#### Exercise brief
Answer these questions from the extract on Saudi labor markets.
(a) What was the previous low in the unemployment rate for Saudi nationals, and in which quarter did it occur?
(b) Which two steps will employers have to take to keep pace with the changes?
(c) Between which two things must the right balance be struck?

#### Extract
Content starts

Labour markets, particularly for nationals, already show signs of tightness - the unemployment rate for Saudi nationals has since declined to below 10% from its previous low of 11.8% in 2020 Q1.11 This pressure will only increase as the war for local talent intensifies, resulting in increased wages for locals, particularly in sectors with high demand and localisation requirements.
Employers will have to keep pace with these changes by adapting their recruitment strategies and heavily investing in training and development for local recruits. However, policymakers also need to closely monitor the impact of these policies on business and the impact on labour market dynamics. The right balance must be struck between the need for local job creation and the ability of businesses to attract the right talent and foreign investment needed to grow and stay globally competitive.

Content ends

Document understanding data:

Content starts

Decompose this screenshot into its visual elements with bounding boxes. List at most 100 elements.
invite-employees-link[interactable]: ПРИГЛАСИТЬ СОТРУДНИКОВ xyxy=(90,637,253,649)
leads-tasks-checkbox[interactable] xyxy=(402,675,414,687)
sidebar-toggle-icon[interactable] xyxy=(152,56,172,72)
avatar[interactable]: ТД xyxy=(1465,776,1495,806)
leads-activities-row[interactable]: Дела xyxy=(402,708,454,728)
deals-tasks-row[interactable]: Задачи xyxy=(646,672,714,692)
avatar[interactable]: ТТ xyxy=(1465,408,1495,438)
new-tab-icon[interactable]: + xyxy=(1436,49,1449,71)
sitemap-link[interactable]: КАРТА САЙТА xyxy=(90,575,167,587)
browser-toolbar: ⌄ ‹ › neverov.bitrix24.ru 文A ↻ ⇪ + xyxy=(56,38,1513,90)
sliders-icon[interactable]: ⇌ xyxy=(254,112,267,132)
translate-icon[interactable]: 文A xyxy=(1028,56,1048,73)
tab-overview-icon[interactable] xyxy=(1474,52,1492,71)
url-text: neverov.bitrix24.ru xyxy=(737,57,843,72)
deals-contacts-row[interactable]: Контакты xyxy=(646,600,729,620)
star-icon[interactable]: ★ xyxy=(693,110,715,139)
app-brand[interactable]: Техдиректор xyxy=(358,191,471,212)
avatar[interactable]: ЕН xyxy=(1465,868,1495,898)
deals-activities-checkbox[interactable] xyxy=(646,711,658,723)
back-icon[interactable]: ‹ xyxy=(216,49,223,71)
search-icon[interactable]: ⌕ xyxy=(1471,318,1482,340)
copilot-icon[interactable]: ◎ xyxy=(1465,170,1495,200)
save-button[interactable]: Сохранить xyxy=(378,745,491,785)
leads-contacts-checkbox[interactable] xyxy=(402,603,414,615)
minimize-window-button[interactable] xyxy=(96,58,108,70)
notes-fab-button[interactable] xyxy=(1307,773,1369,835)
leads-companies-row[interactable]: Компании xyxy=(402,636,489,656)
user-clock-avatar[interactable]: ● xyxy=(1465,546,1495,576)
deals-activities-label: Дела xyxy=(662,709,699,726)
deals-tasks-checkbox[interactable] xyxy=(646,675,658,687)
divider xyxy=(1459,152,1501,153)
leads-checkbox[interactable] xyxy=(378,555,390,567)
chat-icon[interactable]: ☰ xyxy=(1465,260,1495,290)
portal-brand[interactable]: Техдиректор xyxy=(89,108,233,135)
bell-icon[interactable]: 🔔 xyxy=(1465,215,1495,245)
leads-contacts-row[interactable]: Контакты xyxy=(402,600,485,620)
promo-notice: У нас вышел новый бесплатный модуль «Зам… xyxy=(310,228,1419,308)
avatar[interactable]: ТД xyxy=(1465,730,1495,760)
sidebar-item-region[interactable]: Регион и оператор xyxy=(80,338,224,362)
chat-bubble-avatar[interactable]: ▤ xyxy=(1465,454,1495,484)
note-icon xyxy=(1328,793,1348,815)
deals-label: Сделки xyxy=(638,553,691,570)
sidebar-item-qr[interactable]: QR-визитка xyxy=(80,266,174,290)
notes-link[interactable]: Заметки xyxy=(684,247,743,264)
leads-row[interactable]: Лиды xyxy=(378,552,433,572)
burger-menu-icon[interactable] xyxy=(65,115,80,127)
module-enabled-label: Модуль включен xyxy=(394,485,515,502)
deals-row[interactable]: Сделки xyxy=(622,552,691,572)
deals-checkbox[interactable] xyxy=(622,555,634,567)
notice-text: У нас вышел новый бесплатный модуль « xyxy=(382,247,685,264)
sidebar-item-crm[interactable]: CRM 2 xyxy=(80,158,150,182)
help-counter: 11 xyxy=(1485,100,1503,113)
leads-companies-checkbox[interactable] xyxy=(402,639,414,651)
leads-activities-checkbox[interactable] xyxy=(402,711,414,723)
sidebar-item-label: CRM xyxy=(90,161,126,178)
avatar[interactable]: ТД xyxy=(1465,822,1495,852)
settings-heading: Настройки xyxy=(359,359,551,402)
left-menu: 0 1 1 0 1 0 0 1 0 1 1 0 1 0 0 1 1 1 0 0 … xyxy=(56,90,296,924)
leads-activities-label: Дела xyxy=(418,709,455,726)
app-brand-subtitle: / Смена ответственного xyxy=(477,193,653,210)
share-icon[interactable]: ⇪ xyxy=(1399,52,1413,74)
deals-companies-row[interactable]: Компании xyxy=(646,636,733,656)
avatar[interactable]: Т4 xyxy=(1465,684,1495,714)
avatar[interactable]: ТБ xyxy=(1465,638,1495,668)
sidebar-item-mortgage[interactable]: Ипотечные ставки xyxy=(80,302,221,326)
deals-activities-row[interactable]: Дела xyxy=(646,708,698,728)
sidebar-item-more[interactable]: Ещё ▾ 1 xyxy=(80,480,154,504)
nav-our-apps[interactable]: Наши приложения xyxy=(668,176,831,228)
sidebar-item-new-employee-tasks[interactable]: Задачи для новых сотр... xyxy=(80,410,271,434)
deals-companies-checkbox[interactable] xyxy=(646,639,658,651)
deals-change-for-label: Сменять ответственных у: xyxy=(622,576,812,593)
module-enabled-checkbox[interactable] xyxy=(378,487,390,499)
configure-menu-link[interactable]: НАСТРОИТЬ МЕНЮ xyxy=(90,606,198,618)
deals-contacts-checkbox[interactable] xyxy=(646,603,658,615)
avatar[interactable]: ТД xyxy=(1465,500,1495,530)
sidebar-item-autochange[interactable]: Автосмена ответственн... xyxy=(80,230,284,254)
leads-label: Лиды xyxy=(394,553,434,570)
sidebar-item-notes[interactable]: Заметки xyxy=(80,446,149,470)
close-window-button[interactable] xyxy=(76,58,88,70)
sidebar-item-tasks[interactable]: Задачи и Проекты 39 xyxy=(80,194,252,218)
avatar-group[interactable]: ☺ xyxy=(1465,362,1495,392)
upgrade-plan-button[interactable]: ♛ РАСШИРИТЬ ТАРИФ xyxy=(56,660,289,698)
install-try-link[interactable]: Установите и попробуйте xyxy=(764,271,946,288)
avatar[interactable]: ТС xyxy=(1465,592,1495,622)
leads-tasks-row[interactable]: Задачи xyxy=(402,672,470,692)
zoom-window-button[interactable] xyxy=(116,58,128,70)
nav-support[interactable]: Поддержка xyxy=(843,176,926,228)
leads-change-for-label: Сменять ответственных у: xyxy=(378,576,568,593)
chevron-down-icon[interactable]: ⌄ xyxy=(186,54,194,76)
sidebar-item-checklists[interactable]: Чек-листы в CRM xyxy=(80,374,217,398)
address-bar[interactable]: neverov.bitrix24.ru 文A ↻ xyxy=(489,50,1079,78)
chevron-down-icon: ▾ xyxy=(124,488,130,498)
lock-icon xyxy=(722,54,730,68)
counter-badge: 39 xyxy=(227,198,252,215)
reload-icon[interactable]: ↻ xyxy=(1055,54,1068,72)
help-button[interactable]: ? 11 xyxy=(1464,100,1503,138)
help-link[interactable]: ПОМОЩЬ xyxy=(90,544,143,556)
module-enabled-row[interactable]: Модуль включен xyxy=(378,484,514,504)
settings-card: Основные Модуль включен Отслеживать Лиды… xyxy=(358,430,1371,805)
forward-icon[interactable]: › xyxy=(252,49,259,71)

Content ends

#### Expected output
(a) The previous low was 11.8%, in 2020 Q1.
(b) Employers will have to adapt their recruitment strategies and invest heavily in training and development for local recruits.
(c) The balance must be struck between the need for local job creation and the ability of businesses to attract the right talent and foreign investment needed to grow and stay globally competitive.